#### Given records ####
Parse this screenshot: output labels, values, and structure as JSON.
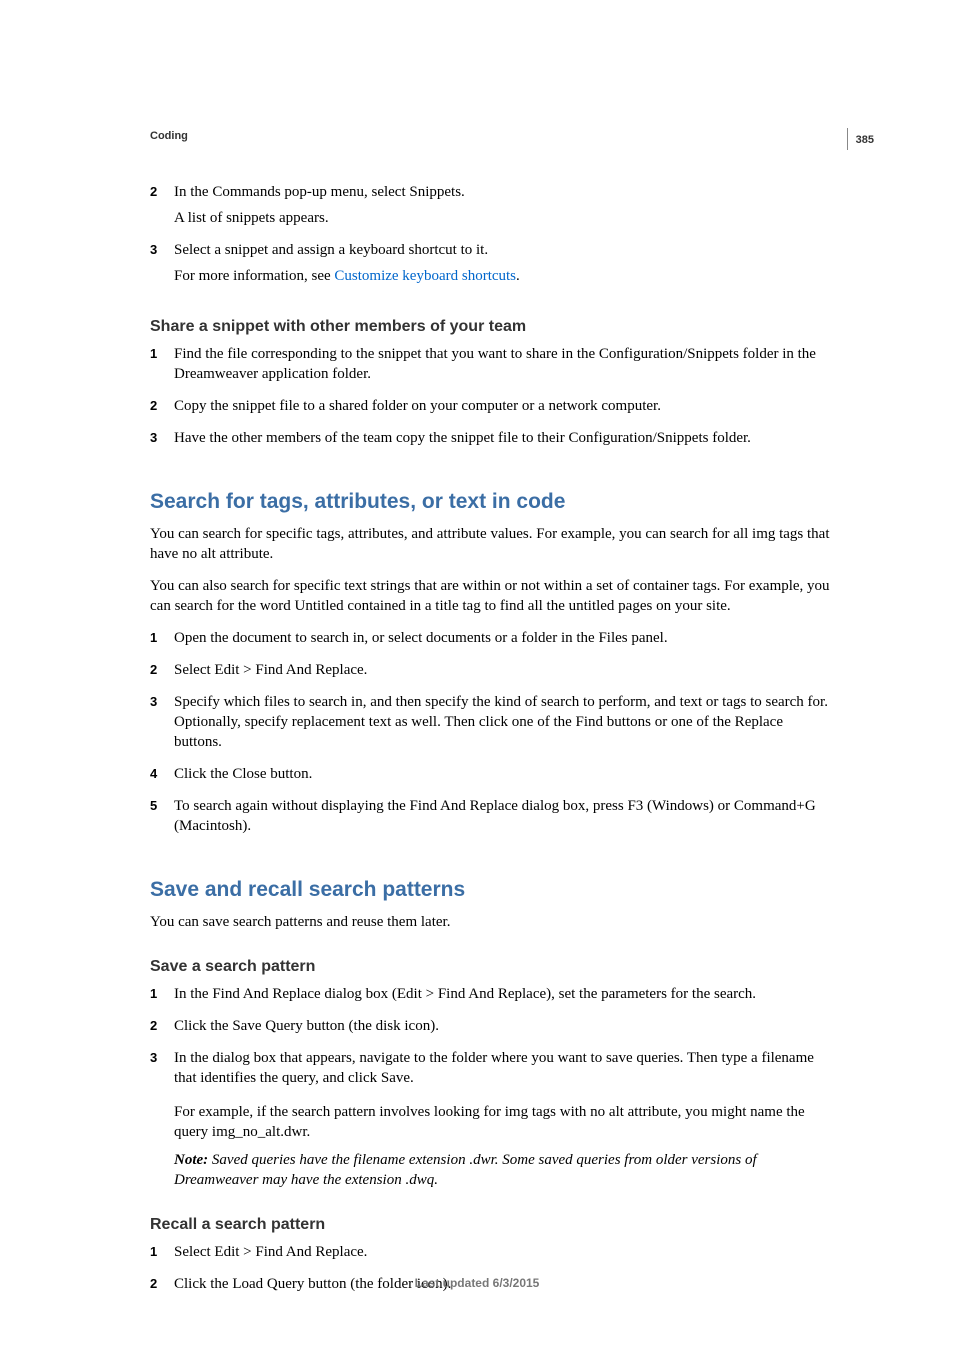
{
  "page_number": "385",
  "breadcrumb": "Coding",
  "intro_list": [
    {
      "n": "2",
      "paras": [
        "In the Commands pop-up menu, select Snippets.",
        "A list of snippets appears."
      ]
    },
    {
      "n": "3",
      "paras": [
        "Select a snippet and assign a keyboard shortcut to it.",
        "For more information, see "
      ]
    }
  ],
  "intro_link": "Customize keyboard shortcuts",
  "intro_link_after": ".",
  "share": {
    "heading": "Share a snippet with other members of your team",
    "items": [
      {
        "n": "1",
        "text": "Find the file corresponding to the snippet that you want to share in the Configuration/Snippets folder in the Dreamweaver application folder."
      },
      {
        "n": "2",
        "text": "Copy the snippet file to a shared folder on your computer or a network computer."
      },
      {
        "n": "3",
        "text": "Have the other members of the team copy the snippet file to their Configuration/Snippets folder."
      }
    ]
  },
  "search": {
    "heading": "Search for tags, attributes, or text in code",
    "p1": "You can search for specific tags, attributes, and attribute values. For example, you can search for all img tags that have no alt attribute.",
    "p2": "You can also search for specific text strings that are within or not within a set of container tags. For example, you can search for the word Untitled contained in a title tag to find all the untitled pages on your site.",
    "items": [
      {
        "n": "1",
        "text": "Open the document to search in, or select documents or a folder in the Files panel."
      },
      {
        "n": "2",
        "text": "Select Edit > Find And Replace."
      },
      {
        "n": "3",
        "text": "Specify which files to search in, and then specify the kind of search to perform, and text or tags to search for. Optionally, specify replacement text as well. Then click one of the Find buttons or one of the Replace buttons."
      },
      {
        "n": "4",
        "text": "Click the Close button."
      },
      {
        "n": "5",
        "text": "To search again without displaying the Find And Replace dialog box, press F3 (Windows) or Command+G (Macintosh)."
      }
    ]
  },
  "save_recall": {
    "heading": "Save and recall search patterns",
    "intro": "You can save search patterns and reuse them later."
  },
  "save_pattern": {
    "heading": "Save a search pattern",
    "items": [
      {
        "n": "1",
        "text": "In the Find And Replace dialog box (Edit > Find And Replace), set the parameters for the search."
      },
      {
        "n": "2",
        "text": "Click the Save Query button (the disk icon)."
      },
      {
        "n": "3",
        "text": "In the dialog box that appears, navigate to the folder where you want to save queries. Then type a filename that identifies the query, and click Save."
      }
    ],
    "example": "For example, if the search pattern involves looking for img tags with no alt attribute, you might name the query img_no_alt.dwr.",
    "note_label": "Note: ",
    "note_body": "Saved queries have the filename extension .dwr. Some saved queries from older versions of Dreamweaver may have the extension .dwq."
  },
  "recall_pattern": {
    "heading": "Recall a search pattern",
    "items": [
      {
        "n": "1",
        "text": "Select Edit > Find And Replace."
      },
      {
        "n": "2",
        "text": "Click the Load Query button (the folder icon)."
      }
    ]
  },
  "footer": "Last updated 6/3/2015"
}
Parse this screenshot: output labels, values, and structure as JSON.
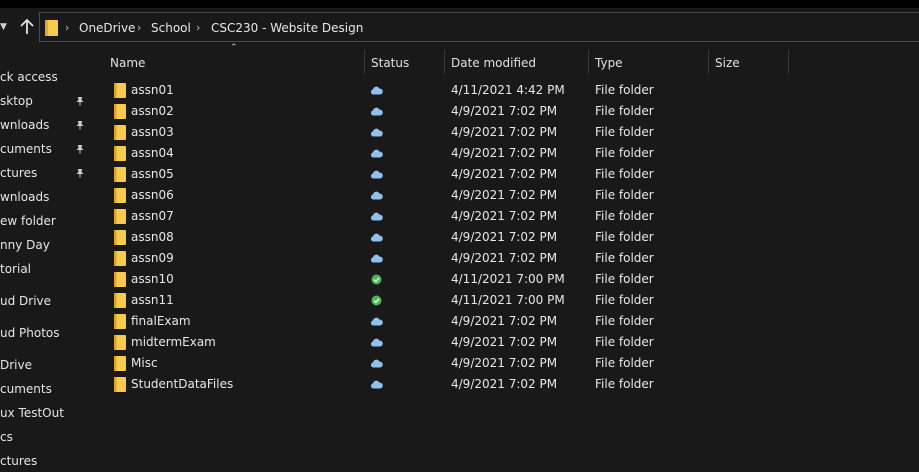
{
  "breadcrumb": [
    "OneDrive",
    "School",
    "CSC230 - Website Design"
  ],
  "columns": {
    "name": "Name",
    "status": "Status",
    "date": "Date modified",
    "type": "Type",
    "size": "Size"
  },
  "sidebar": [
    {
      "label": "ck access",
      "pinned": false
    },
    {
      "label": "sktop",
      "pinned": true
    },
    {
      "label": "wnloads",
      "pinned": true
    },
    {
      "label": "cuments",
      "pinned": true
    },
    {
      "label": "ctures",
      "pinned": true
    },
    {
      "label": "wnloads",
      "pinned": false
    },
    {
      "label": "ew folder",
      "pinned": false
    },
    {
      "label": "nny Day",
      "pinned": false
    },
    {
      "label": "torial",
      "pinned": false
    },
    {
      "label": "ud Drive",
      "pinned": false
    },
    {
      "label": "ud Photos",
      "pinned": false
    },
    {
      "label": "Drive",
      "pinned": false
    },
    {
      "label": "cuments",
      "pinned": false
    },
    {
      "label": "ux TestOut",
      "pinned": false
    },
    {
      "label": "cs",
      "pinned": false
    },
    {
      "label": "ctures",
      "pinned": false
    }
  ],
  "files": [
    {
      "name": "assn01",
      "status": "cloud",
      "date": "4/11/2021 4:42 PM",
      "type": "File folder"
    },
    {
      "name": "assn02",
      "status": "cloud",
      "date": "4/9/2021 7:02 PM",
      "type": "File folder"
    },
    {
      "name": "assn03",
      "status": "cloud",
      "date": "4/9/2021 7:02 PM",
      "type": "File folder"
    },
    {
      "name": "assn04",
      "status": "cloud",
      "date": "4/9/2021 7:02 PM",
      "type": "File folder"
    },
    {
      "name": "assn05",
      "status": "cloud",
      "date": "4/9/2021 7:02 PM",
      "type": "File folder"
    },
    {
      "name": "assn06",
      "status": "cloud",
      "date": "4/9/2021 7:02 PM",
      "type": "File folder"
    },
    {
      "name": "assn07",
      "status": "cloud",
      "date": "4/9/2021 7:02 PM",
      "type": "File folder"
    },
    {
      "name": "assn08",
      "status": "cloud",
      "date": "4/9/2021 7:02 PM",
      "type": "File folder"
    },
    {
      "name": "assn09",
      "status": "cloud",
      "date": "4/9/2021 7:02 PM",
      "type": "File folder"
    },
    {
      "name": "assn10",
      "status": "synced",
      "date": "4/11/2021 7:00 PM",
      "type": "File folder"
    },
    {
      "name": "assn11",
      "status": "synced",
      "date": "4/11/2021 7:00 PM",
      "type": "File folder"
    },
    {
      "name": "finalExam",
      "status": "cloud",
      "date": "4/9/2021 7:02 PM",
      "type": "File folder"
    },
    {
      "name": "midtermExam",
      "status": "cloud",
      "date": "4/9/2021 7:02 PM",
      "type": "File folder"
    },
    {
      "name": "Misc",
      "status": "cloud",
      "date": "4/9/2021 7:02 PM",
      "type": "File folder"
    },
    {
      "name": "StudentDataFiles",
      "status": "cloud",
      "date": "4/9/2021 7:02 PM",
      "type": "File folder"
    }
  ],
  "colors": {
    "background": "#191919",
    "folder": "#f7cb4d",
    "cloud": "#8fc1ec",
    "synced": "#46b854"
  },
  "icons": {
    "up": "arrow-up-icon",
    "folder": "folder-icon",
    "cloud": "cloud-icon",
    "synced": "check-circle-icon",
    "pin": "pin-icon"
  }
}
####
[Written problem] Pick out the lines containing the string "other" and show them.

[Solution to this problem]
    "heading": "Share a snippet with other members of your team",
        "text": "Have the other members of the team copy the snippet file to their Configuration/Snippets folder."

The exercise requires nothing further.